- [Given instruction] Reproduce the material exactly, omitting nothing.

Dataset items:
====
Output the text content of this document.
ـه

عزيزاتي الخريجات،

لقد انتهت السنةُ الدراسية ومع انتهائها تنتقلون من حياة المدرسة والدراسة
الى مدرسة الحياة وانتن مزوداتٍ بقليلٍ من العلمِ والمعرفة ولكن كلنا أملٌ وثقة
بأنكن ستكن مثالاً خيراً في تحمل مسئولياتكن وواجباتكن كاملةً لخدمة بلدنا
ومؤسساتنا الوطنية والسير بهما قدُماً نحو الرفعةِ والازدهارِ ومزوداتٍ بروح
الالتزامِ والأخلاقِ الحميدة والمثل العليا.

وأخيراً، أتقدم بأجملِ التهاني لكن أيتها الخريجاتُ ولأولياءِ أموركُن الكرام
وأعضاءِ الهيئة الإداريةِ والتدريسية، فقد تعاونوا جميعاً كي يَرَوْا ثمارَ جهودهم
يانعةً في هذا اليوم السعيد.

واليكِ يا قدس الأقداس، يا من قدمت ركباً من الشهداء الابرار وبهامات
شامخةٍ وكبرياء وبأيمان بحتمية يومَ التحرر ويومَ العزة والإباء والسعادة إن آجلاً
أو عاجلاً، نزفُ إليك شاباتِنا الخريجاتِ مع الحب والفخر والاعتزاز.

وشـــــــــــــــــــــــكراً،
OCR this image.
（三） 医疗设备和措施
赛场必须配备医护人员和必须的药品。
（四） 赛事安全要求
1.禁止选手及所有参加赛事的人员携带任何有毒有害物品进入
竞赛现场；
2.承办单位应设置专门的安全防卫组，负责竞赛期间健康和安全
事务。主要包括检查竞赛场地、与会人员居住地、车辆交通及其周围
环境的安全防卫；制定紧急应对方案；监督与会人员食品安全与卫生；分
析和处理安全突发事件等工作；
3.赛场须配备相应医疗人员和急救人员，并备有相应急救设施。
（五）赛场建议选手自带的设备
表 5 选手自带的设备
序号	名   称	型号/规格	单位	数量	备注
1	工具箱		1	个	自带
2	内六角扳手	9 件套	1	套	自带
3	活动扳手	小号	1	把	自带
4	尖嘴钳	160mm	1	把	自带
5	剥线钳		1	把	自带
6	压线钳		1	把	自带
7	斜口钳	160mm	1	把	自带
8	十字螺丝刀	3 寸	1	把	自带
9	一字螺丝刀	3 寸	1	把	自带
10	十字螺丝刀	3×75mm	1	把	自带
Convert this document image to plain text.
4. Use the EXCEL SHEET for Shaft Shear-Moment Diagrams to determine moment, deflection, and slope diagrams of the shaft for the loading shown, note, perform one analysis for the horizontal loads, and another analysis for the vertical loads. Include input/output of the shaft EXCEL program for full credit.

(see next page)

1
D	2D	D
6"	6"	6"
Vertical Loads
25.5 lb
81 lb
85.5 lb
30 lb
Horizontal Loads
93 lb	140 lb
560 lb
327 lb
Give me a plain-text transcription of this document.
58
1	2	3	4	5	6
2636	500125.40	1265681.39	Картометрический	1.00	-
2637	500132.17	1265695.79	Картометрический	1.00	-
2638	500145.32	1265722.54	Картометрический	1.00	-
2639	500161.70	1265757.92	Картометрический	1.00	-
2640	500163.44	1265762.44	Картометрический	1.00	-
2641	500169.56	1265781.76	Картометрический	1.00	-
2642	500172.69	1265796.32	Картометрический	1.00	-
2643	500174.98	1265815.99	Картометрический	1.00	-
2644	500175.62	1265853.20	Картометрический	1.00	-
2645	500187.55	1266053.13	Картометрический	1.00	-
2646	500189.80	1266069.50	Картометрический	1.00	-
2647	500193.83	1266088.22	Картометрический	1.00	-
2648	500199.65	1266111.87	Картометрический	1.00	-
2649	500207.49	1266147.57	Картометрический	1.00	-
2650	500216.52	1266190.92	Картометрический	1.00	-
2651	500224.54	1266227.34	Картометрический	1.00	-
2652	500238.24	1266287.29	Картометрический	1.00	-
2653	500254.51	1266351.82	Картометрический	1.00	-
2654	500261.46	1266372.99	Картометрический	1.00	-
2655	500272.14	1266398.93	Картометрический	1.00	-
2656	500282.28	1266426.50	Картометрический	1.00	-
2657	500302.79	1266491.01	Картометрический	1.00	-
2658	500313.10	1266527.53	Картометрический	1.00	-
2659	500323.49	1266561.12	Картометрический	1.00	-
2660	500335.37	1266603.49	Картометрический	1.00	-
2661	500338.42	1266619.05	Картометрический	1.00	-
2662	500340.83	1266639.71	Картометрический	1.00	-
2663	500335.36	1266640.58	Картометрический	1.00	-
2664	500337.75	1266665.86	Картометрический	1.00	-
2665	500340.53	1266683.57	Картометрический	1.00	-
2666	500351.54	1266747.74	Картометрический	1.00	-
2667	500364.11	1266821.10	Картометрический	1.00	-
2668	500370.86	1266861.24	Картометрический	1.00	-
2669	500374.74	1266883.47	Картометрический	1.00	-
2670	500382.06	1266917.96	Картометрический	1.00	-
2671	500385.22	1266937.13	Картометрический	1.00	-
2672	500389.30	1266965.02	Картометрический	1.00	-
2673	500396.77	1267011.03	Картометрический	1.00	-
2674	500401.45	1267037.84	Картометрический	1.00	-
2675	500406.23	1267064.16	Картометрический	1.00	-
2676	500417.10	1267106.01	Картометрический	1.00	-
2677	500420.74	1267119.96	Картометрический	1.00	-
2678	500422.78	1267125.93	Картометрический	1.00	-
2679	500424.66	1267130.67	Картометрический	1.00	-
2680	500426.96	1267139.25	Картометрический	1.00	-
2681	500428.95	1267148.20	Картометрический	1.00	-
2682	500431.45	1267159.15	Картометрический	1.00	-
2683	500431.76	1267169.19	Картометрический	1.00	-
====
- [Task result]
Output the text content of this document.
ـه

عزيزاتي الخريجات،

لقد انتهت السنةُ الدراسية ومع انتهائها تنتقلون من حياة المدرسة والدراسة
الى مدرسة الحياة وانتن مزوداتٍ بقليلٍ من العلمِ والمعرفة ولكن كلنا أملٌ وثقة
بأنكن ستكن مثالاً خيراً في تحمل مسئولياتكن وواجباتكن كاملةً لخدمة بلدنا
ومؤسساتنا الوطنية والسير بهما قدُماً نحو الرفعةِ والازدهارِ ومزوداتٍ بروح
الالتزامِ والأخلاقِ الحميدة والمثل العليا.

وأخيراً، أتقدم بأجملِ التهاني لكن أيتها الخريجاتُ ولأولياءِ أموركُن الكرام
وأعضاءِ الهيئة الإداريةِ والتدريسية، فقد تعاونوا جميعاً كي يَرَوْا ثمارَ جهودهم
يانعةً في هذا اليوم السعيد.

واليكِ يا قدس الأقداس، يا من قدمت ركباً من الشهداء الابرار وبهامات
شامخةٍ وكبرياء وبأيمان بحتمية يومَ التحرر ويومَ العزة والإباء والسعادة إن آجلاً
أو عاجلاً، نزفُ إليك شاباتِنا الخريجاتِ مع الحب والفخر والاعتزاز.

وشـــــــــــــــــــــــكراً،
OCR this image.
（三） 医疗设备和措施
赛场必须配备医护人员和必须的药品。
（四） 赛事安全要求
1.禁止选手及所有参加赛事的人员携带任何有毒有害物品进入
竞赛现场；
2.承办单位应设置专门的安全防卫组，负责竞赛期间健康和安全
事务。主要包括检查竞赛场地、与会人员居住地、车辆交通及其周围
环境的安全防卫；制定紧急应对方案；监督与会人员食品安全与卫生；分
析和处理安全突发事件等工作；
3.赛场须配备相应医疗人员和急救人员，并备有相应急救设施。
（五）赛场建议选手自带的设备
表 5 选手自带的设备
序号	名   称	型号/规格	单位	数量	备注
1	工具箱		1	个	自带
2	内六角扳手	9 件套	1	套	自带
3	活动扳手	小号	1	把	自带
4	尖嘴钳	160mm	1	把	自带
5	剥线钳		1	把	自带
6	压线钳		1	把	自带
7	斜口钳	160mm	1	把	自带
8	十字螺丝刀	3 寸	1	把	自带
9	一字螺丝刀	3 寸	1	把	自带
10	十字螺丝刀	3×75mm	1	把	自带
Convert this document image to plain text.
4. Use the EXCEL SHEET for Shaft Shear-Moment Diagrams to determine moment, deflection, and slope diagrams of the shaft for the loading shown, note, perform one analysis for the horizontal loads, and another analysis for the vertical loads. Include input/output of the shaft EXCEL program for full credit.

(see next page)

1
D	2D	D
6"	6"	6"
Vertical Loads
25.5 lb
81 lb
85.5 lb
30 lb
Horizontal Loads
93 lb	140 lb
560 lb
327 lb
Give me a plain-text transcription of this document.
58
1	2	3	4	5	6
2636	500125.40	1265681.39	Картометрический	1.00	-
2637	500132.17	1265695.79	Картометрический	1.00	-
2638	500145.32	1265722.54	Картометрический	1.00	-
2639	500161.70	1265757.92	Картометрический	1.00	-
2640	500163.44	1265762.44	Картометрический	1.00	-
2641	500169.56	1265781.76	Картометрический	1.00	-
2642	500172.69	1265796.32	Картометрический	1.00	-
2643	500174.98	1265815.99	Картометрический	1.00	-
2644	500175.62	1265853.20	Картометрический	1.00	-
2645	500187.55	1266053.13	Картометрический	1.00	-
2646	500189.80	1266069.50	Картометрический	1.00	-
2647	500193.83	1266088.22	Картометрический	1.00	-
2648	500199.65	1266111.87	Картометрический	1.00	-
2649	500207.49	1266147.57	Картометрический	1.00	-
2650	500216.52	1266190.92	Картометрический	1.00	-
2651	500224.54	1266227.34	Картометрический	1.00	-
2652	500238.24	1266287.29	Картометрический	1.00	-
2653	500254.51	1266351.82	Картометрический	1.00	-
2654	500261.46	1266372.99	Картометрический	1.00	-
2655	500272.14	1266398.93	Картометрический	1.00	-
2656	500282.28	1266426.50	Картометрический	1.00	-
2657	500302.79	1266491.01	Картометрический	1.00	-
2658	500313.10	1266527.53	Картометрический	1.00	-
2659	500323.49	1266561.12	Картометрический	1.00	-
2660	500335.37	1266603.49	Картометрический	1.00	-
2661	500338.42	1266619.05	Картометрический	1.00	-
2662	500340.83	1266639.71	Картометрический	1.00	-
2663	500335.36	1266640.58	Картометрический	1.00	-
2664	500337.75	1266665.86	Картометрический	1.00	-
2665	500340.53	1266683.57	Картометрический	1.00	-
2666	500351.54	1266747.74	Картометрический	1.00	-
2667	500364.11	1266821.10	Картометрический	1.00	-
2668	500370.86	1266861.24	Картометрический	1.00	-
2669	500374.74	1266883.47	Картометрический	1.00	-
2670	500382.06	1266917.96	Картометрический	1.00	-
2671	500385.22	1266937.13	Картометрический	1.00	-
2672	500389.30	1266965.02	Картометрический	1.00	-
2673	500396.77	1267011.03	Картометрический	1.00	-
2674	500401.45	1267037.84	Картометрический	1.00	-
2675	500406.23	1267064.16	Картометрический	1.00	-
2676	500417.10	1267106.01	Картометрический	1.00	-
2677	500420.74	1267119.96	Картометрический	1.00	-
2678	500422.78	1267125.93	Картометрический	1.00	-
2679	500424.66	1267130.67	Картометрический	1.00	-
2680	500426.96	1267139.25	Картометрический	1.00	-
2681	500428.95	1267148.20	Картометрический	1.00	-
2682	500431.45	1267159.15	Картометрический	1.00	-
2683	500431.76	1267169.19	Картометрический	1.00	-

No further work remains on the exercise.